╭──

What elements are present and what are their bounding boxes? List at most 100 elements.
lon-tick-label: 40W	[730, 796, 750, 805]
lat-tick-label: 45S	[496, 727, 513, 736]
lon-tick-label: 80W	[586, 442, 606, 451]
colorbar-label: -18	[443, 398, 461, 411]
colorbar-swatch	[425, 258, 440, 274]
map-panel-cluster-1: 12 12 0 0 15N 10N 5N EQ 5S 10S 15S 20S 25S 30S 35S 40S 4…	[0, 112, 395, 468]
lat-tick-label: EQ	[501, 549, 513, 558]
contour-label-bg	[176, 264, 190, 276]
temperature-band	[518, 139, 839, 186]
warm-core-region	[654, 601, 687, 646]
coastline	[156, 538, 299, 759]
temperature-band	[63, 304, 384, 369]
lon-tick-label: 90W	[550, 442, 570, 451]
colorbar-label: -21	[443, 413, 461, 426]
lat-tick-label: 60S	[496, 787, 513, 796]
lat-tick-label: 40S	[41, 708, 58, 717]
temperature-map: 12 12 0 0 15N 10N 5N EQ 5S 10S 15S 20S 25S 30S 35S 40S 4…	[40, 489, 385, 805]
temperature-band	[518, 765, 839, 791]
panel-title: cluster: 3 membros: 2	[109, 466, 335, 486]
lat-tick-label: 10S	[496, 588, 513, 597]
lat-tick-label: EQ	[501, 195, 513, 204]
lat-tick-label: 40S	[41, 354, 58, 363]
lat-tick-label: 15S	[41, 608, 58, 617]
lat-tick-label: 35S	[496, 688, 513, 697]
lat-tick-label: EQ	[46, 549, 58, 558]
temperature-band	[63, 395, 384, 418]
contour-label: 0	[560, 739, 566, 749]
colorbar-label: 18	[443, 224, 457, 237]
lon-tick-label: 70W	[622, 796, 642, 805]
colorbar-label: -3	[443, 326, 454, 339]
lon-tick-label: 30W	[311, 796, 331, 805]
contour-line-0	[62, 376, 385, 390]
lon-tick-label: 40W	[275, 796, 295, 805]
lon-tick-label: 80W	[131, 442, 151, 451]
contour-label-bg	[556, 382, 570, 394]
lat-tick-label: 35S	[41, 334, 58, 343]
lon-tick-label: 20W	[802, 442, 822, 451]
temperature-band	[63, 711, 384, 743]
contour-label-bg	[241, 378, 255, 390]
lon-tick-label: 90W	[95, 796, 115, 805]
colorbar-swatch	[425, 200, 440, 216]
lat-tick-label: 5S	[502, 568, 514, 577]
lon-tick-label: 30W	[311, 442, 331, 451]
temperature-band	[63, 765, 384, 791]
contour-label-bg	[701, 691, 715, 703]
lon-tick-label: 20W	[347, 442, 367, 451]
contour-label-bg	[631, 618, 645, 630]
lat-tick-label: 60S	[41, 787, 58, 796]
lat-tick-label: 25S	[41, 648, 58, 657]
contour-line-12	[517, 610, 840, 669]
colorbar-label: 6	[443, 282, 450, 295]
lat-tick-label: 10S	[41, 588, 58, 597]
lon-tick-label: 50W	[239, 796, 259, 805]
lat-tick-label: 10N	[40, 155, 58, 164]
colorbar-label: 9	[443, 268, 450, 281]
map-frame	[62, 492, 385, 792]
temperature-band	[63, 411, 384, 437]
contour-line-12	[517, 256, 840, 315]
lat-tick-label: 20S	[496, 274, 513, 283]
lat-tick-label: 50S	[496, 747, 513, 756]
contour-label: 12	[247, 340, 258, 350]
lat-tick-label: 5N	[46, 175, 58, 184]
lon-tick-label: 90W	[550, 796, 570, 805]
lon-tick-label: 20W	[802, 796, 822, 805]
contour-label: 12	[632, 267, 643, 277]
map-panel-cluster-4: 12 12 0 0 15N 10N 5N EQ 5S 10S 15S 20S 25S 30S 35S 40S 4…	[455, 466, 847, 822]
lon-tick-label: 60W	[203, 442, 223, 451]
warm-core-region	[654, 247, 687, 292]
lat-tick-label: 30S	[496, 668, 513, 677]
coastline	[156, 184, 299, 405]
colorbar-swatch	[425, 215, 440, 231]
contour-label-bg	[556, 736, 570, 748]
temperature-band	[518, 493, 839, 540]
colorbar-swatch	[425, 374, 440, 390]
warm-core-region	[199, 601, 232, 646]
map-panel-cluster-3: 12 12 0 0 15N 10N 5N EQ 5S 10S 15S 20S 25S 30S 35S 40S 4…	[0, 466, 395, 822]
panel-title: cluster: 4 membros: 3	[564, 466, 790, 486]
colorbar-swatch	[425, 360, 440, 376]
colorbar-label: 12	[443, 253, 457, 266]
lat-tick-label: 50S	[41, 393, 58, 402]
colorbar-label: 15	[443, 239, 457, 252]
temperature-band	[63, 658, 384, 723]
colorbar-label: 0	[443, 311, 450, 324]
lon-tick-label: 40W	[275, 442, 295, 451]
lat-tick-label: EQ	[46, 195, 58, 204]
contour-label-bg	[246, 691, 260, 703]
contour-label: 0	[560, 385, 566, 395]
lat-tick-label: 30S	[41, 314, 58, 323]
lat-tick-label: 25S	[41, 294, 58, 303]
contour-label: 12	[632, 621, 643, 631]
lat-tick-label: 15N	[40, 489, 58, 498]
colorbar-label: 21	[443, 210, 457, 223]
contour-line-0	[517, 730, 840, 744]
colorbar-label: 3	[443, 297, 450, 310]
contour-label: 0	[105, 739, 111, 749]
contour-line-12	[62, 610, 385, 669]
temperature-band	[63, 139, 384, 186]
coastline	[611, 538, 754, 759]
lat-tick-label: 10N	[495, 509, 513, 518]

╰──

What is expected: Reproduce the rows verbatim, from the first line through the line containing "588, 58, 597]", including both.

Solved exercise:
What elements are present and what are their bounding boxes? List at most 100 elements.
lon-tick-label: 40W	[730, 796, 750, 805]
lat-tick-label: 45S	[496, 727, 513, 736]
lon-tick-label: 80W	[586, 442, 606, 451]
colorbar-label: -18	[443, 398, 461, 411]
colorbar-swatch	[425, 258, 440, 274]
map-panel-cluster-1: 12 12 0 0 15N 10N 5N EQ 5S 10S 15S 20S 25S 30S 35S 40S 4…	[0, 112, 395, 468]
lat-tick-label: EQ	[501, 549, 513, 558]
contour-label-bg	[176, 264, 190, 276]
temperature-band	[518, 139, 839, 186]
warm-core-region	[654, 601, 687, 646]
coastline	[156, 538, 299, 759]
temperature-band	[63, 304, 384, 369]
lon-tick-label: 90W	[550, 442, 570, 451]
colorbar-label: -21	[443, 413, 461, 426]
lat-tick-label: 60S	[496, 787, 513, 796]
lat-tick-label: 40S	[41, 708, 58, 717]
temperature-map: 12 12 0 0 15N 10N 5N EQ 5S 10S 15S 20S 25S 30S 35S 40S 4…	[40, 489, 385, 805]
temperature-band	[518, 765, 839, 791]
panel-title: cluster: 3 membros: 2	[109, 466, 335, 486]
lat-tick-label: 10S	[496, 588, 513, 597]
lat-tick-label: EQ	[501, 195, 513, 204]
lat-tick-label: 40S	[41, 354, 58, 363]
lat-tick-label: 15S	[41, 608, 58, 617]
lat-tick-label: 35S	[496, 688, 513, 697]
lat-tick-label: EQ	[46, 549, 58, 558]
temperature-band	[63, 395, 384, 418]
contour-label: 0	[560, 739, 566, 749]
colorbar-label: 18	[443, 224, 457, 237]
lon-tick-label: 70W	[622, 796, 642, 805]
colorbar-label: -3	[443, 326, 454, 339]
lon-tick-label: 30W	[311, 796, 331, 805]
contour-line-0	[62, 376, 385, 390]
lon-tick-label: 40W	[275, 796, 295, 805]
lon-tick-label: 80W	[131, 442, 151, 451]
contour-label-bg	[556, 382, 570, 394]
lat-tick-label: 35S	[41, 334, 58, 343]
lon-tick-label: 20W	[802, 442, 822, 451]
temperature-band	[63, 711, 384, 743]
contour-label-bg	[241, 378, 255, 390]
lon-tick-label: 90W	[95, 796, 115, 805]
colorbar-swatch	[425, 200, 440, 216]
lat-tick-label: 5S	[502, 568, 514, 577]
lon-tick-label: 30W	[311, 442, 331, 451]
temperature-band	[63, 765, 384, 791]
contour-label-bg	[701, 691, 715, 703]
lon-tick-label: 20W	[347, 442, 367, 451]
contour-label-bg	[631, 618, 645, 630]
lat-tick-label: 60S	[41, 787, 58, 796]
lat-tick-label: 25S	[41, 648, 58, 657]
contour-line-12	[517, 610, 840, 669]
colorbar-label: 6	[443, 282, 450, 295]
lat-tick-label: 10S	[41, 588, 58, 597]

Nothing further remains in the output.